** start **

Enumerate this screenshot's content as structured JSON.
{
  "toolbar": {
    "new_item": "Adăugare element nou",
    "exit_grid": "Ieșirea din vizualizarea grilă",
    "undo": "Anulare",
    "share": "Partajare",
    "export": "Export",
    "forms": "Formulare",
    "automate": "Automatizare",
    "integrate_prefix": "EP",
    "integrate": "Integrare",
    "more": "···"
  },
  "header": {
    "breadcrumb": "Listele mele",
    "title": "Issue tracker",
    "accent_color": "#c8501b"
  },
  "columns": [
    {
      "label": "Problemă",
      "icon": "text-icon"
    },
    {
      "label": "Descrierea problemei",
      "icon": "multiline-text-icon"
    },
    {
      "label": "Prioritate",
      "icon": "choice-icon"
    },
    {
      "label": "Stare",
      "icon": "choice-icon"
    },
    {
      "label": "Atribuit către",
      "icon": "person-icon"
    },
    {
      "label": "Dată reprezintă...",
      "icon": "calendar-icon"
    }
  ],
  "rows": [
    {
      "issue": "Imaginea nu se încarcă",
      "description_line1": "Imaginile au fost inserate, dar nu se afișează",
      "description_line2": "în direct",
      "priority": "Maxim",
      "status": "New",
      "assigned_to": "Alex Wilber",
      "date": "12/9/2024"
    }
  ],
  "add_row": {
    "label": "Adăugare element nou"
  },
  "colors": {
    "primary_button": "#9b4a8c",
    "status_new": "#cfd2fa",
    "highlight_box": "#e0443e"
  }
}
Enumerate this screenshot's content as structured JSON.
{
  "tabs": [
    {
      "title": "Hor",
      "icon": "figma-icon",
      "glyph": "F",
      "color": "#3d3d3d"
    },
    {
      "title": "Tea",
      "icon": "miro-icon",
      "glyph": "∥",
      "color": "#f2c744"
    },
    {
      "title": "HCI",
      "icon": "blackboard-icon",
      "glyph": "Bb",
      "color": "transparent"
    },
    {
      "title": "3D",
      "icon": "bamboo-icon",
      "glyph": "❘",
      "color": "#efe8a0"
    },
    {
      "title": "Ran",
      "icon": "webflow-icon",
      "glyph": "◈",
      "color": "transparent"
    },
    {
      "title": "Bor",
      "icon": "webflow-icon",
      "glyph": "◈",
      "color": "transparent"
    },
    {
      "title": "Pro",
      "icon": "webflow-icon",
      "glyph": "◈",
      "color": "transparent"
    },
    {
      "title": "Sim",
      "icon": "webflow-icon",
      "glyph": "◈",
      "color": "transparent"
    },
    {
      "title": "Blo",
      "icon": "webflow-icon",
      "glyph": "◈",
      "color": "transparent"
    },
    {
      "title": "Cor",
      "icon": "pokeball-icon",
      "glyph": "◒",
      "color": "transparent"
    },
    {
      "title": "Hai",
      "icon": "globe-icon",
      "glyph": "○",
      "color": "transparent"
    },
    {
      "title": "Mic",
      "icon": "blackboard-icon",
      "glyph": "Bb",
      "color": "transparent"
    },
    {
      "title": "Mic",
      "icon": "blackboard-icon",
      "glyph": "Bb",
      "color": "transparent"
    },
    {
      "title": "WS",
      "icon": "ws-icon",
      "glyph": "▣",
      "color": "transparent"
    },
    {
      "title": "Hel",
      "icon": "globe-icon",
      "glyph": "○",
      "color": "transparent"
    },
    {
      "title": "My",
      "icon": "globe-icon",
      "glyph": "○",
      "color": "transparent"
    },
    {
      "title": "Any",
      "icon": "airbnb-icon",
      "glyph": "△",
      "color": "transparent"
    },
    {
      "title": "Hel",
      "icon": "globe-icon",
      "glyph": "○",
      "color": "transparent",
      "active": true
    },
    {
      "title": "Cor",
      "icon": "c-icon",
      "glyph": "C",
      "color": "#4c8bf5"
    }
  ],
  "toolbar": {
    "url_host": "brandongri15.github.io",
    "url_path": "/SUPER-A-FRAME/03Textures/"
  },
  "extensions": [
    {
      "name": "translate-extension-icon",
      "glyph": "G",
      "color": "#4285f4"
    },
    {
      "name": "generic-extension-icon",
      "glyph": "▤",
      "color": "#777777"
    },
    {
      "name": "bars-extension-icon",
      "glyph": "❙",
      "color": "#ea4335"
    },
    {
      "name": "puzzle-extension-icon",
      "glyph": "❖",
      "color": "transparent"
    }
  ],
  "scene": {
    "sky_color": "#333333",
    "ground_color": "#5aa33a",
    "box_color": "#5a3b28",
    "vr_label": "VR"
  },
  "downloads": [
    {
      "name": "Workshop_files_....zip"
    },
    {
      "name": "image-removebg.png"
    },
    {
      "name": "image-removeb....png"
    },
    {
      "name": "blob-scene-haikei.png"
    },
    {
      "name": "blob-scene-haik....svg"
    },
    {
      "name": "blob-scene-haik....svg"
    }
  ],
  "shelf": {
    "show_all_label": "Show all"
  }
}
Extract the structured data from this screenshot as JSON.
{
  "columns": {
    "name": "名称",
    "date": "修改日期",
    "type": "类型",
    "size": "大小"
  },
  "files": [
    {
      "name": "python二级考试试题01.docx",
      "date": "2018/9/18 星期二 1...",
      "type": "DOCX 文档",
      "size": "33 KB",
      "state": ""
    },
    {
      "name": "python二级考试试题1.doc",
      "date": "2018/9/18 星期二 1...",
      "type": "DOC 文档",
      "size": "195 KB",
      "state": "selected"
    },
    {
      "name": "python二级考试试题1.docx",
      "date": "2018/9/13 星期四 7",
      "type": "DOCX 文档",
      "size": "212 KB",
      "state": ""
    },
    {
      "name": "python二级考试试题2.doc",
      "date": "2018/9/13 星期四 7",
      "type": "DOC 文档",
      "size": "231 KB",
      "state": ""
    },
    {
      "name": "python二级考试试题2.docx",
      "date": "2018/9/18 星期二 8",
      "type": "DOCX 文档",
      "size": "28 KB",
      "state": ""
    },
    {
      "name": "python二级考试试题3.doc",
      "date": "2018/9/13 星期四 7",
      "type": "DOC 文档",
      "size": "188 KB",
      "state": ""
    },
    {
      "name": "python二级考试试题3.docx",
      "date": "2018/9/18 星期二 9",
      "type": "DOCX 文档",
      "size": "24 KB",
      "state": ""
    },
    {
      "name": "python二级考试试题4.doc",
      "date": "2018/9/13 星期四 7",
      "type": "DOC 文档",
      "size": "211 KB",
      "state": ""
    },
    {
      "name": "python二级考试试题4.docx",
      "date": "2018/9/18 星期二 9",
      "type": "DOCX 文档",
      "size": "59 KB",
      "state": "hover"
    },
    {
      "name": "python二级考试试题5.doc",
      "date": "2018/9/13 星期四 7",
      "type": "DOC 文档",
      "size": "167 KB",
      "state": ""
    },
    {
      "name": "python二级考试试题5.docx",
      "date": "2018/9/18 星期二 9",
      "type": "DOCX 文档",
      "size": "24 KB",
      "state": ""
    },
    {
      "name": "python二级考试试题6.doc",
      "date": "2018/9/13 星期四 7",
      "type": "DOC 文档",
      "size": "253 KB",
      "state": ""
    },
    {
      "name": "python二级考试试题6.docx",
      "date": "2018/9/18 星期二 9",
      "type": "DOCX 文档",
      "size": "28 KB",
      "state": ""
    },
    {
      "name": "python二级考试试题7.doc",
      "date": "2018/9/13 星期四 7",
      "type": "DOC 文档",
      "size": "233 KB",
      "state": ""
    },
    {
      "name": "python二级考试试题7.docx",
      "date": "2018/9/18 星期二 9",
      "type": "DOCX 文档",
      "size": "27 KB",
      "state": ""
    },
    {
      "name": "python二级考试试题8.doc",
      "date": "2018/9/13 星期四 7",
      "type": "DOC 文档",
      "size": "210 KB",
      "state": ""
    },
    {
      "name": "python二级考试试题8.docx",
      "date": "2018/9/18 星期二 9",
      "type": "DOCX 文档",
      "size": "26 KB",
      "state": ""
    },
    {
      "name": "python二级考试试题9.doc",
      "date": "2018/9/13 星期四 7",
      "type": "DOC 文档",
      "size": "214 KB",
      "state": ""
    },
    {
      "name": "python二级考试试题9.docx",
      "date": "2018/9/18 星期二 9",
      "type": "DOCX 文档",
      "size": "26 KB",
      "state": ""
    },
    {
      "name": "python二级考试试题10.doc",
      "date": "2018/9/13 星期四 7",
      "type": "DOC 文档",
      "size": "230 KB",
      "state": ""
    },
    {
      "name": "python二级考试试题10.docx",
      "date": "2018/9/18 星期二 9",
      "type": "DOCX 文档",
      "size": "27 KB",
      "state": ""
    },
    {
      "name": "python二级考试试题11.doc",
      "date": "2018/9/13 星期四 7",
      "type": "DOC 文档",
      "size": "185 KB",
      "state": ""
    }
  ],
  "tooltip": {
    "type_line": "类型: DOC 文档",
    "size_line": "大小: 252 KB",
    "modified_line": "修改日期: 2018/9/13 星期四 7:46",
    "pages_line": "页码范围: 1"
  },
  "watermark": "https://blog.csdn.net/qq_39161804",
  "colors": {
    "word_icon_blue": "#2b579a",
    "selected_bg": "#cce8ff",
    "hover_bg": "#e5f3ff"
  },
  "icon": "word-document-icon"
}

** end **

(To be done) Using the listing above, pick out each line that contains the word "Adăugare", then copy it.

(Solution to the exercise)
    "new_item": "Adăugare element nou",
    "label": "Adăugare element nou"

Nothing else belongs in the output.